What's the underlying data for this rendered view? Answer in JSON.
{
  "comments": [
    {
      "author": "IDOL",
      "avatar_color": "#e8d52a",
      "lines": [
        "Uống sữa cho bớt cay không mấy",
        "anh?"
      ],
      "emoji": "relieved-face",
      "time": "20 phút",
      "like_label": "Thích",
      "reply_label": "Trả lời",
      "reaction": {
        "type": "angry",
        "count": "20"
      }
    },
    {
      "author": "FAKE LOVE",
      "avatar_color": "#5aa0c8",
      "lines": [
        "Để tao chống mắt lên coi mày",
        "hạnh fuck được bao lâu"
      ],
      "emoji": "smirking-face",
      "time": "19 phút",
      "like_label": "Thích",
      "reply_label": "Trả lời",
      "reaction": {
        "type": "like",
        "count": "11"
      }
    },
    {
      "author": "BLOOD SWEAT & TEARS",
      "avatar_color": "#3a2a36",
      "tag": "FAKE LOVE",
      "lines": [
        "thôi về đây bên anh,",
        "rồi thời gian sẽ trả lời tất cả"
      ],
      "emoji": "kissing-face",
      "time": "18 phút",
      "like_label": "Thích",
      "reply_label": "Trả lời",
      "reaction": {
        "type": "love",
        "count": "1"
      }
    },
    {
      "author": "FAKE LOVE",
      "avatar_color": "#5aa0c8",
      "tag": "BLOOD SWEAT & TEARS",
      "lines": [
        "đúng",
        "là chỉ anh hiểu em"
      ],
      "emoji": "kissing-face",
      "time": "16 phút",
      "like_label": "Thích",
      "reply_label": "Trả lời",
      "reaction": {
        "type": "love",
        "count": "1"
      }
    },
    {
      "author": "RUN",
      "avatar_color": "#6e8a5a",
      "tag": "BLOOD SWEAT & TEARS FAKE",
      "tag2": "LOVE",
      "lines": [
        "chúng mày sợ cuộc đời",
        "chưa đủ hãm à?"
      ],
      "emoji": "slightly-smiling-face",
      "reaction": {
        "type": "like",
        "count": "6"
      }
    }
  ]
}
════════════════════
* GOAL *
The data above must be returned in full, exactly as written.

* FINISHED EXERCISE *
What's the underlying data for this rendered view? Answer in JSON.
{
  "comments": [
    {
      "author": "IDOL",
      "avatar_color": "#e8d52a",
      "lines": [
        "Uống sữa cho bớt cay không mấy",
        "anh?"
      ],
      "emoji": "relieved-face",
      "time": "20 phút",
      "like_label": "Thích",
      "reply_label": "Trả lời",
      "reaction": {
        "type": "angry",
        "count": "20"
      }
    },
    {
      "author": "FAKE LOVE",
      "avatar_color": "#5aa0c8",
      "lines": [
        "Để tao chống mắt lên coi mày",
        "hạnh fuck được bao lâu"
      ],
      "emoji": "smirking-face",
      "time": "19 phút",
      "like_label": "Thích",
      "reply_label": "Trả lời",
      "reaction": {
        "type": "like",
        "count": "11"
      }
    },
    {
      "author": "BLOOD SWEAT & TEARS",
      "avatar_color": "#3a2a36",
      "tag": "FAKE LOVE",
      "lines": [
        "thôi về đây bên anh,",
        "rồi thời gian sẽ trả lời tất cả"
      ],
      "emoji": "kissing-face",
      "time": "18 phút",
      "like_label": "Thích",
      "reply_label": "Trả lời",
      "reaction": {
        "type": "love",
        "count": "1"
      }
    },
    {
      "author": "FAKE LOVE",
      "avatar_color": "#5aa0c8",
      "tag": "BLOOD SWEAT & TEARS",
      "lines": [
        "đúng",
        "là chỉ anh hiểu em"
      ],
      "emoji": "kissing-face",
      "time": "16 phút",
      "like_label": "Thích",
      "reply_label": "Trả lời",
      "reaction": {
        "type": "love",
        "count": "1"
      }
    },
    {
      "author": "RUN",
      "avatar_color": "#6e8a5a",
      "tag": "BLOOD SWEAT & TEARS FAKE",
      "tag2": "LOVE",
      "lines": [
        "chúng mày sợ cuộc đời",
        "chưa đủ hãm à?"
      ],
      "emoji": "slightly-smiling-face",
      "reaction": {
        "type": "like",
        "count": "6"
      }
    }
  ]
}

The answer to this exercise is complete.